**DATA FOR THIS EXERCISE:**

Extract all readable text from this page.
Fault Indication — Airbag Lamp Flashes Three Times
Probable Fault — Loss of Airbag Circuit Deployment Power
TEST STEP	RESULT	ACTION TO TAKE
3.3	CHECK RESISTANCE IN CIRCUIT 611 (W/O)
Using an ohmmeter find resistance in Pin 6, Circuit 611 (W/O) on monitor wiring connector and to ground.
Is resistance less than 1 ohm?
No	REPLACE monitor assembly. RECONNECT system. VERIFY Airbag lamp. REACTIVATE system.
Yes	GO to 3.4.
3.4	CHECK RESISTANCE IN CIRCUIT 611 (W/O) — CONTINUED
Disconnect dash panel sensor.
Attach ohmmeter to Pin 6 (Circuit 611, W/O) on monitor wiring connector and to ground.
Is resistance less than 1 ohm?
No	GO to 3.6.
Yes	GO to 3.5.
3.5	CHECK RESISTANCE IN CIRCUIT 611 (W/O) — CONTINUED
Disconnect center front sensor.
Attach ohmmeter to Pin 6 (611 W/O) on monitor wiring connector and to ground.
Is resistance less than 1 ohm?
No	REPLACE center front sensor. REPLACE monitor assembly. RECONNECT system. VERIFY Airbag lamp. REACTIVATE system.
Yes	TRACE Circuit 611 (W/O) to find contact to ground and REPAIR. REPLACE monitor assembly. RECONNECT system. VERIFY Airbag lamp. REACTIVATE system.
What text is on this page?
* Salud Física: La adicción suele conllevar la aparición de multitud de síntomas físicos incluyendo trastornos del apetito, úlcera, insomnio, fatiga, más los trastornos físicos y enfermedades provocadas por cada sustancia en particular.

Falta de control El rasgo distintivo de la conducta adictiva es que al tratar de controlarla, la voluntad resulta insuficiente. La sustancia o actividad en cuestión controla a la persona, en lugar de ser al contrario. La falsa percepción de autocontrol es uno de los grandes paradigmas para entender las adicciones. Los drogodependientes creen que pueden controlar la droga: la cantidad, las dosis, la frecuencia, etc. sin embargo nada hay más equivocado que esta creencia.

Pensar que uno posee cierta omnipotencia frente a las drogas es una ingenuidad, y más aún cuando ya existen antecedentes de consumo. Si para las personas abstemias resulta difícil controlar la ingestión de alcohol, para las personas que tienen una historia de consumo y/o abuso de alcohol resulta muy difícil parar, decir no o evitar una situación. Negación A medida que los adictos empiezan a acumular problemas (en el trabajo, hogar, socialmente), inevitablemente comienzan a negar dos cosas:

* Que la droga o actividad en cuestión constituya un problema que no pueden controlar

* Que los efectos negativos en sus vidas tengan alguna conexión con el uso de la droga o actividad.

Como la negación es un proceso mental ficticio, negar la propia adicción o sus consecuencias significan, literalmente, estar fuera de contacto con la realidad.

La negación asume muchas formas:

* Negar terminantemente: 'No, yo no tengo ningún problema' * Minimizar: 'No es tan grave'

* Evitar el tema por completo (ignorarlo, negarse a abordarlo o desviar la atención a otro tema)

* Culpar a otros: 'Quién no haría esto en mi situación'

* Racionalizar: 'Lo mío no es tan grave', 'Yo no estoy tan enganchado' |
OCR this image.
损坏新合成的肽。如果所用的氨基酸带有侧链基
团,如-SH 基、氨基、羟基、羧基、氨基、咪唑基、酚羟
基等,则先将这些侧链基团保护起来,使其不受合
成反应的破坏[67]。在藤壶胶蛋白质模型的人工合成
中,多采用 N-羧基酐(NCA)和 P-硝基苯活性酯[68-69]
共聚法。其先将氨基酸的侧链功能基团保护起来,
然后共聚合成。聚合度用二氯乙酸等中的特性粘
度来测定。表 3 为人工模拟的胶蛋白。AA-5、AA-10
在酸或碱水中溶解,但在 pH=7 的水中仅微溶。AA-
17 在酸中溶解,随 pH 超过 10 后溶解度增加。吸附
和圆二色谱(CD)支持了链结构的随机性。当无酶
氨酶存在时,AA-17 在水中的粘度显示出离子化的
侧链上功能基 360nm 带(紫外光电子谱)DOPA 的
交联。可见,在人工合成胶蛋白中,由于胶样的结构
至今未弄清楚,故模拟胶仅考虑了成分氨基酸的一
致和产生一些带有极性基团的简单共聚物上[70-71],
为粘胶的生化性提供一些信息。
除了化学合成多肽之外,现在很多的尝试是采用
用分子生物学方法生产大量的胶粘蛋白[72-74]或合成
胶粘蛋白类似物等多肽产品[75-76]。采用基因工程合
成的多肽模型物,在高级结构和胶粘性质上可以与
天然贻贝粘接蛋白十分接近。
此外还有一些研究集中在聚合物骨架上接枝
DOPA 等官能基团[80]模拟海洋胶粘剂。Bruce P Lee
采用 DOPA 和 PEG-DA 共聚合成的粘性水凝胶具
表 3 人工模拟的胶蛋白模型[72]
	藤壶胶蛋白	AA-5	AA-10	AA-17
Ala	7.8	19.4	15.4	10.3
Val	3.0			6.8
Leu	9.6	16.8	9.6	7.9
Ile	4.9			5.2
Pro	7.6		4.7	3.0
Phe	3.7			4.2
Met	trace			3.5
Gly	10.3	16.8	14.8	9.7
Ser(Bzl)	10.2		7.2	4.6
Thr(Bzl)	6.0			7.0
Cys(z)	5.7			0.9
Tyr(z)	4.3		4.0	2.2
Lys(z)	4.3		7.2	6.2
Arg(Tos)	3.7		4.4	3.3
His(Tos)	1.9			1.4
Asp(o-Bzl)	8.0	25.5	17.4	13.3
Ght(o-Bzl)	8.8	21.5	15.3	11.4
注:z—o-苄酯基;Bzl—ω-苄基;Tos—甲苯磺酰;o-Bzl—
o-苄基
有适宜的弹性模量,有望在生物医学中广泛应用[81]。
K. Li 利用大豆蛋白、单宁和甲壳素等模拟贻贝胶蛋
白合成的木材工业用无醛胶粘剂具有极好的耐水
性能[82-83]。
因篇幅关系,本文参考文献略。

**THE EXERCISE:**
Go through the entries and repeat each one exactly.

**FINISHED ANSWER:**
Extract all readable text from this page.
Fault Indication — Airbag Lamp Flashes Three Times
Probable Fault — Loss of Airbag Circuit Deployment Power
TEST STEP	RESULT	ACTION TO TAKE
3.3	CHECK RESISTANCE IN CIRCUIT 611 (W/O)
Using an ohmmeter find resistance in Pin 6, Circuit 611 (W/O) on monitor wiring connector and to ground.
Is resistance less than 1 ohm?
No	REPLACE monitor assembly. RECONNECT system. VERIFY Airbag lamp. REACTIVATE system.
Yes	GO to 3.4.
3.4	CHECK RESISTANCE IN CIRCUIT 611 (W/O) — CONTINUED
Disconnect dash panel sensor.
Attach ohmmeter to Pin 6 (Circuit 611, W/O) on monitor wiring connector and to ground.
Is resistance less than 1 ohm?
No	GO to 3.6.
Yes	GO to 3.5.
3.5	CHECK RESISTANCE IN CIRCUIT 611 (W/O) — CONTINUED
Disconnect center front sensor.
Attach ohmmeter to Pin 6 (611 W/O) on monitor wiring connector and to ground.
Is resistance less than 1 ohm?
No	REPLACE center front sensor. REPLACE monitor assembly. RECONNECT system. VERIFY Airbag lamp. REACTIVATE system.
Yes	TRACE Circuit 611 (W/O) to find contact to ground and REPAIR. REPLACE monitor assembly. RECONNECT system. VERIFY Airbag lamp. REACTIVATE system.
What text is on this page?
* Salud Física: La adicción suele conllevar la aparición de multitud de síntomas físicos incluyendo trastornos del apetito, úlcera, insomnio, fatiga, más los trastornos físicos y enfermedades provocadas por cada sustancia en particular.

Falta de control El rasgo distintivo de la conducta adictiva es que al tratar de controlarla, la voluntad resulta insuficiente. La sustancia o actividad en cuestión controla a la persona, en lugar de ser al contrario. La falsa percepción de autocontrol es uno de los grandes paradigmas para entender las adicciones. Los drogodependientes creen que pueden controlar la droga: la cantidad, las dosis, la frecuencia, etc. sin embargo nada hay más equivocado que esta creencia.

Pensar que uno posee cierta omnipotencia frente a las drogas es una ingenuidad, y más aún cuando ya existen antecedentes de consumo. Si para las personas abstemias resulta difícil controlar la ingestión de alcohol, para las personas que tienen una historia de consumo y/o abuso de alcohol resulta muy difícil parar, decir no o evitar una situación. Negación A medida que los adictos empiezan a acumular problemas (en el trabajo, hogar, socialmente), inevitablemente comienzan a negar dos cosas:

* Que la droga o actividad en cuestión constituya un problema que no pueden controlar

* Que los efectos negativos en sus vidas tengan alguna conexión con el uso de la droga o actividad.

Como la negación es un proceso mental ficticio, negar la propia adicción o sus consecuencias significan, literalmente, estar fuera de contacto con la realidad.

La negación asume muchas formas:

* Negar terminantemente: 'No, yo no tengo ningún problema' * Minimizar: 'No es tan grave'

* Evitar el tema por completo (ignorarlo, negarse a abordarlo o desviar la atención a otro tema)

* Culpar a otros: 'Quién no haría esto en mi situación'

* Racionalizar: 'Lo mío no es tan grave', 'Yo no estoy tan enganchado' |
OCR this image.
损坏新合成的肽。如果所用的氨基酸带有侧链基
团,如-SH 基、氨基、羟基、羧基、氨基、咪唑基、酚羟
基等,则先将这些侧链基团保护起来,使其不受合
成反应的破坏[67]。在藤壶胶蛋白质模型的人工合成
中,多采用 N-羧基酐(NCA)和 P-硝基苯活性酯[68-69]
共聚法。其先将氨基酸的侧链功能基团保护起来,
然后共聚合成。聚合度用二氯乙酸等中的特性粘
度来测定。表 3 为人工模拟的胶蛋白。AA-5、AA-10
在酸或碱水中溶解,但在 pH=7 的水中仅微溶。AA-
17 在酸中溶解,随 pH 超过 10 后溶解度增加。吸附
和圆二色谱(CD)支持了链结构的随机性。当无酶
氨酶存在时,AA-17 在水中的粘度显示出离子化的
侧链上功能基 360nm 带(紫外光电子谱)DOPA 的
交联。可见,在人工合成胶蛋白中,由于胶样的结构
至今未弄清楚,故模拟胶仅考虑了成分氨基酸的一
致和产生一些带有极性基团的简单共聚物上[70-71],
为粘胶的生化性提供一些信息。
除了化学合成多肽之外,现在很多的尝试是采用
用分子生物学方法生产大量的胶粘蛋白[72-74]或合成
胶粘蛋白类似物等多肽产品[75-76]。采用基因工程合
成的多肽模型物,在高级结构和胶粘性质上可以与
天然贻贝粘接蛋白十分接近。
此外还有一些研究集中在聚合物骨架上接枝
DOPA 等官能基团[80]模拟海洋胶粘剂。Bruce P Lee
采用 DOPA 和 PEG-DA 共聚合成的粘性水凝胶具
表 3 人工模拟的胶蛋白模型[72]
	藤壶胶蛋白	AA-5	AA-10	AA-17
Ala	7.8	19.4	15.4	10.3
Val	3.0			6.8
Leu	9.6	16.8	9.6	7.9
Ile	4.9			5.2
Pro	7.6		4.7	3.0
Phe	3.7			4.2
Met	trace			3.5
Gly	10.3	16.8	14.8	9.7
Ser(Bzl)	10.2		7.2	4.6
Thr(Bzl)	6.0			7.0
Cys(z)	5.7			0.9
Tyr(z)	4.3		4.0	2.2
Lys(z)	4.3		7.2	6.2
Arg(Tos)	3.7		4.4	3.3
His(Tos)	1.9			1.4
Asp(o-Bzl)	8.0	25.5	17.4	13.3
Ght(o-Bzl)	8.8	21.5	15.3	11.4
注:z—o-苄酯基;Bzl—ω-苄基;Tos—甲苯磺酰;o-Bzl—
o-苄基
有适宜的弹性模量,有望在生物医学中广泛应用[81]。
K. Li 利用大豆蛋白、单宁和甲壳素等模拟贻贝胶蛋
白合成的木材工业用无醛胶粘剂具有极好的耐水
性能[82-83]。
因篇幅关系,本文参考文献略。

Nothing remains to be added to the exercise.